* start RECORDS FOR PROCESSING *

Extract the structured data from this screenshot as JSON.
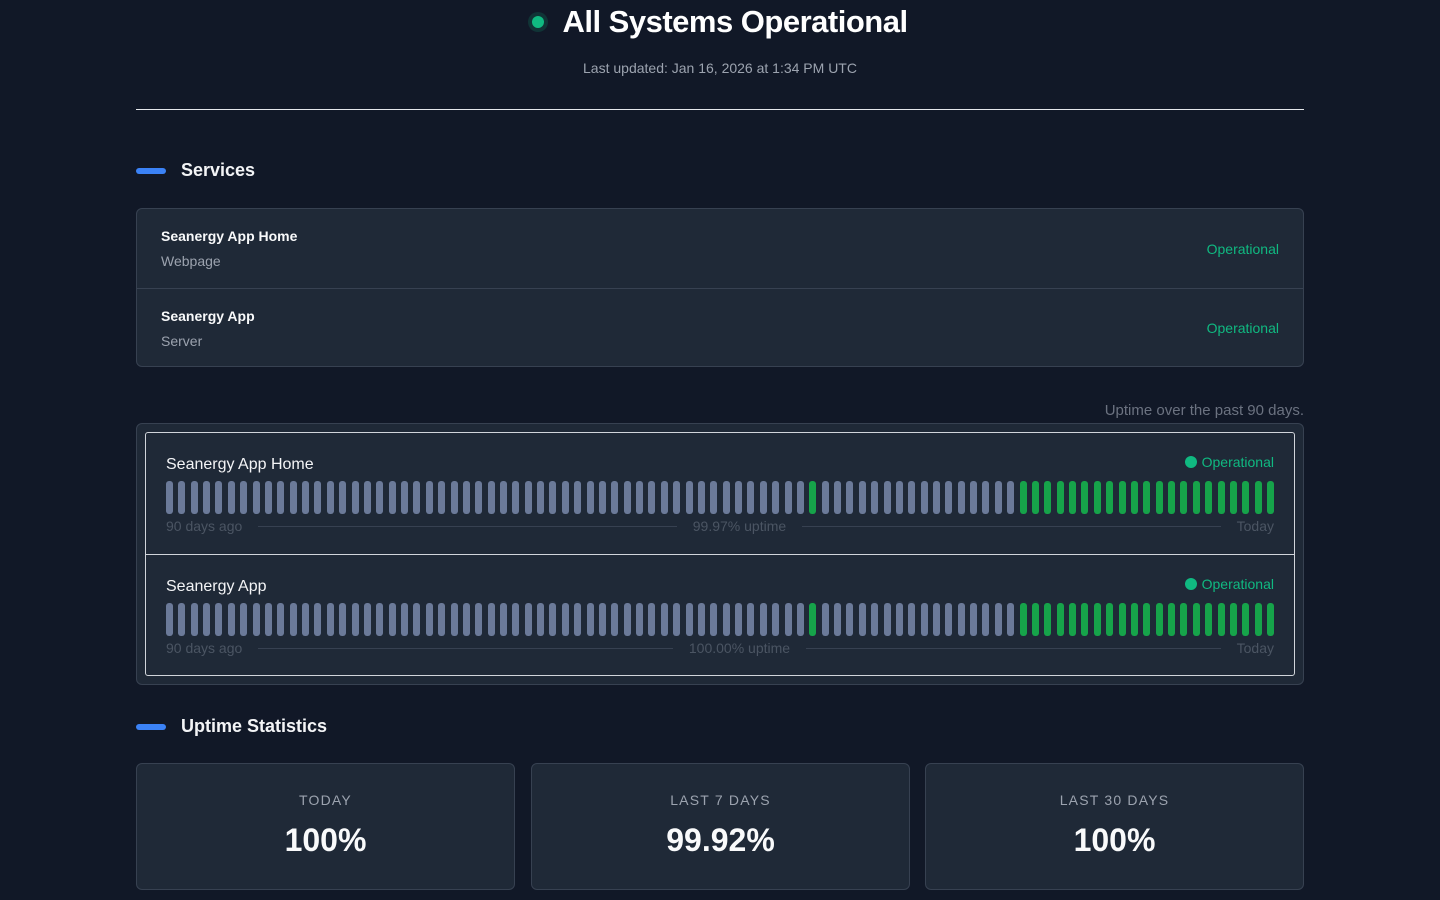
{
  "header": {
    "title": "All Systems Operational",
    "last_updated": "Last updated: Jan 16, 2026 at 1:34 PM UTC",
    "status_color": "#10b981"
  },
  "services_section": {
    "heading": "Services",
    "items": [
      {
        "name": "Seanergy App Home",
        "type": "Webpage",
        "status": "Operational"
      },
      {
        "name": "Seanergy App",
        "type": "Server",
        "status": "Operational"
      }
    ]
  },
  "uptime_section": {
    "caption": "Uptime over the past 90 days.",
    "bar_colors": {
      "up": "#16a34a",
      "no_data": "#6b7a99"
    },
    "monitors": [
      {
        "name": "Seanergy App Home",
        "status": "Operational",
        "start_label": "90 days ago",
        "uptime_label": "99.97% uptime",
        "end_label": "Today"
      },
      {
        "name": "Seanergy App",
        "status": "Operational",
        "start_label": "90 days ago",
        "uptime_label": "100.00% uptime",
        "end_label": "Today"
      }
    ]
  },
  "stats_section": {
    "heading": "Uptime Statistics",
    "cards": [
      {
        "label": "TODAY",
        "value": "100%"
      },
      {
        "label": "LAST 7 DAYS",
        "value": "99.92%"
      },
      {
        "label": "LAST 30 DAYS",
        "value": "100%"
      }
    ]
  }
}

* end RECORDS FOR PROCESSING *

## WHAT YOU ARE ASKED TO DO
Copy the data exactly. Any picture it contains is to be omitted.

## OUTPUT FOR THIS TASK
Extract the structured data from this screenshot as JSON.
{
  "header": {
    "title": "All Systems Operational",
    "last_updated": "Last updated: Jan 16, 2026 at 1:34 PM UTC",
    "status_color": "#10b981"
  },
  "services_section": {
    "heading": "Services",
    "items": [
      {
        "name": "Seanergy App Home",
        "type": "Webpage",
        "status": "Operational"
      },
      {
        "name": "Seanergy App",
        "type": "Server",
        "status": "Operational"
      }
    ]
  },
  "uptime_section": {
    "caption": "Uptime over the past 90 days.",
    "bar_colors": {
      "up": "#16a34a",
      "no_data": "#6b7a99"
    },
    "monitors": [
      {
        "name": "Seanergy App Home",
        "status": "Operational",
        "start_label": "90 days ago",
        "uptime_label": "99.97% uptime",
        "end_label": "Today"
      },
      {
        "name": "Seanergy App",
        "status": "Operational",
        "start_label": "90 days ago",
        "uptime_label": "100.00% uptime",
        "end_label": "Today"
      }
    ]
  },
  "stats_section": {
    "heading": "Uptime Statistics",
    "cards": [
      {
        "label": "TODAY",
        "value": "100%"
      },
      {
        "label": "LAST 7 DAYS",
        "value": "99.92%"
      },
      {
        "label": "LAST 30 DAYS",
        "value": "100%"
      }
    ]
  }
}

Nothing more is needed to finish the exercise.